==== DATA FOR THIS TASK
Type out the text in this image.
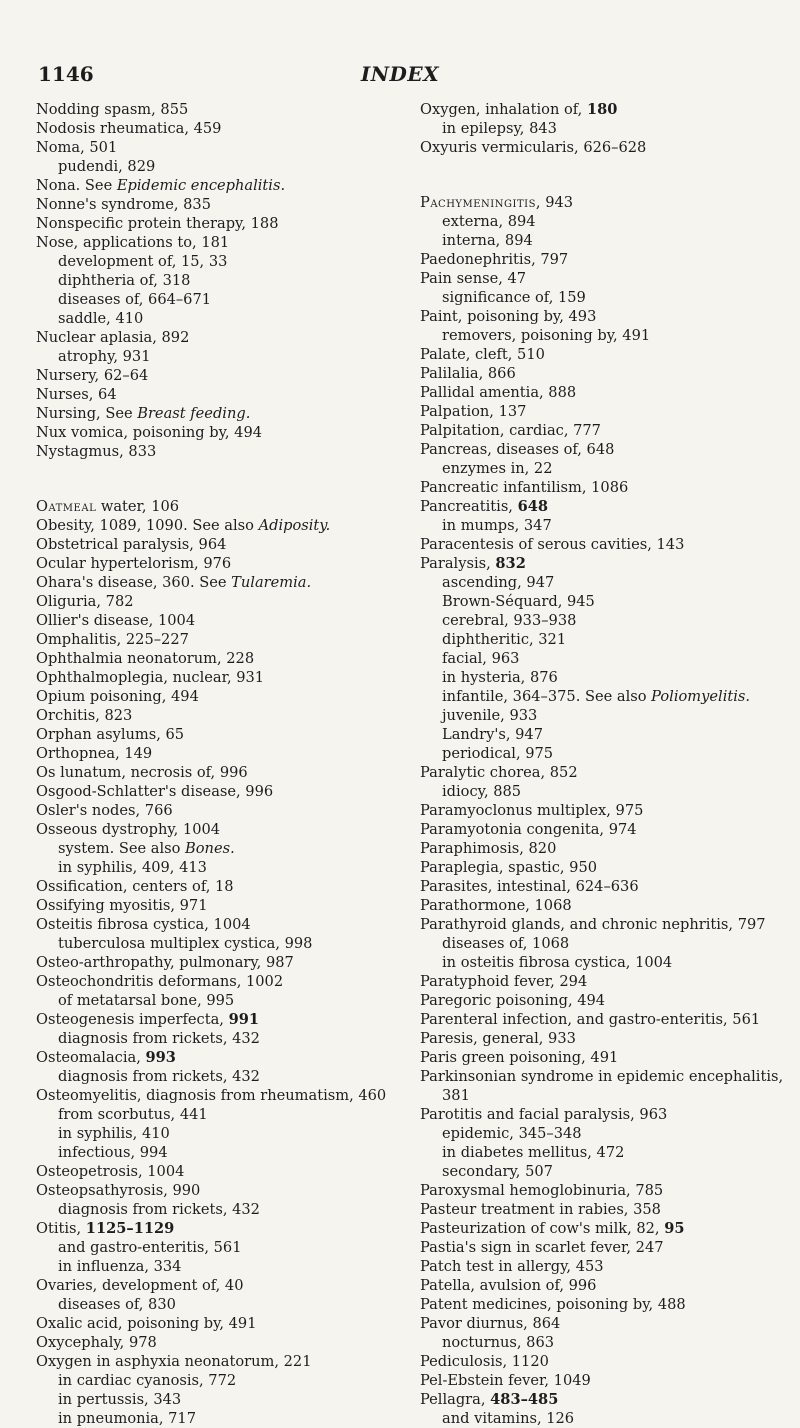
1146	INDEX
Nodding spasm, 855
Nodosis rheumatica, 459
Noma, 501
pudendi, 829
Nona. See Epidemic encephalitis.
Nonne's syndrome, 835
Nonspecific protein therapy, 188
Nose, applications to, 181
development of, 15, 33
diphtheria of, 318
diseases of, 664–671
saddle, 410
Nuclear aplasia, 892
atrophy, 931
Nursery, 62–64
Nurses, 64
Nursing, See Breast feeding.
Nux vomica, poisoning by, 494
Nystagmus, 833
Oatmeal water, 106
Obesity, 1089, 1090. See also Adiposity.
Obstetrical paralysis, 964
Ocular hypertelorism, 976
Ohara's disease, 360. See Tularemia.
Oliguria, 782
Ollier's disease, 1004
Omphalitis, 225–227
Ophthalmia neonatorum, 228
Ophthalmoplegia, nuclear, 931
Opium poisoning, 494
Orchitis, 823
Orphan asylums, 65
Orthopnea, 149
Os lunatum, necrosis of, 996
Osgood-Schlatter's disease, 996
Osler's nodes, 766
Osseous dystrophy, 1004
system. See also Bones.
in syphilis, 409, 413
Ossification, centers of, 18
Ossifying myositis, 971
Osteitis fibrosa cystica, 1004
tuberculosa multiplex cystica, 998
Osteo-arthropathy, pulmonary, 987
Osteochondritis deformans, 1002
of metatarsal bone, 995
Osteogenesis imperfecta, 991
diagnosis from rickets, 432
Osteomalacia, 993
diagnosis from rickets, 432
Osteomyelitis, diagnosis from rheumatism, 460
from scorbutus, 441
in syphilis, 410
infectious, 994
Osteopetrosis, 1004
Osteopsathyrosis, 990
diagnosis from rickets, 432
Otitis, 1125–1129
and gastro-enteritis, 561
in influenza, 334
Ovaries, development of, 40
diseases of, 830
Oxalic acid, poisoning by, 491
Oxycephaly, 978
Oxygen in asphyxia neonatorum, 221
in cardiac cyanosis, 772
in pertussis, 343
in pneumonia, 717
Oxygen, inhalation of, 180
in epilepsy, 843
Oxyuris vermicularis, 626–628
Pachymeningitis, 943
externa, 894
interna, 894
Paedonephritis, 797
Pain sense, 47
significance of, 159
Paint, poisoning by, 493
removers, poisoning by, 491
Palate, cleft, 510
Palilalia, 866
Pallidal amentia, 888
Palpation, 137
Palpitation, cardiac, 777
Pancreas, diseases of, 648
enzymes in, 22
Pancreatic infantilism, 1086
Pancreatitis, 648
in mumps, 347
Paracentesis of serous cavities, 143
Paralysis, 832
ascending, 947
Brown-Séquard, 945
cerebral, 933–938
diphtheritic, 321
facial, 963
in hysteria, 876
infantile, 364–375. See also Poliomyelitis.
juvenile, 933
Landry's, 947
periodical, 975
Paralytic chorea, 852
idiocy, 885
Paramyoclonus multiplex, 975
Paramyotonia congenita, 974
Paraphimosis, 820
Paraplegia, spastic, 950
Parasites, intestinal, 624–636
Parathormone, 1068
Parathyroid glands, and chronic nephritis, 797
diseases of, 1068
in osteitis fibrosa cystica, 1004
Paratyphoid fever, 294
Paregoric poisoning, 494
Parenteral infection, and gastro-enteritis, 561
Paresis, general, 933
Paris green poisoning, 491
Parkinsonian syndrome in epidemic encephalitis, 381
Parotitis and facial paralysis, 963
epidemic, 345–348
in diabetes mellitus, 472
secondary, 507
Paroxysmal hemoglobinuria, 785
Pasteur treatment in rabies, 358
Pasteurization of cow's milk, 82, 95
Pastia's sign in scarlet fever, 247
Patch test in allergy, 453
Patella, avulsion of, 996
Patent medicines, poisoning by, 488
Pavor diurnus, 864
nocturnus, 863
Pediculosis, 1120
Pel-Ebstein fever, 1049
Pellagra, 483–485
and vitamins, 126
========
| TASK BRIEF |
From the data, list each line in which the string "also" appears.

| RESULT FOR THIS TASK |
Obesity, 1089, 1090. See also Adiposity.
system. See also Bones.
infantile, 364–375. See also Poliomyelitis.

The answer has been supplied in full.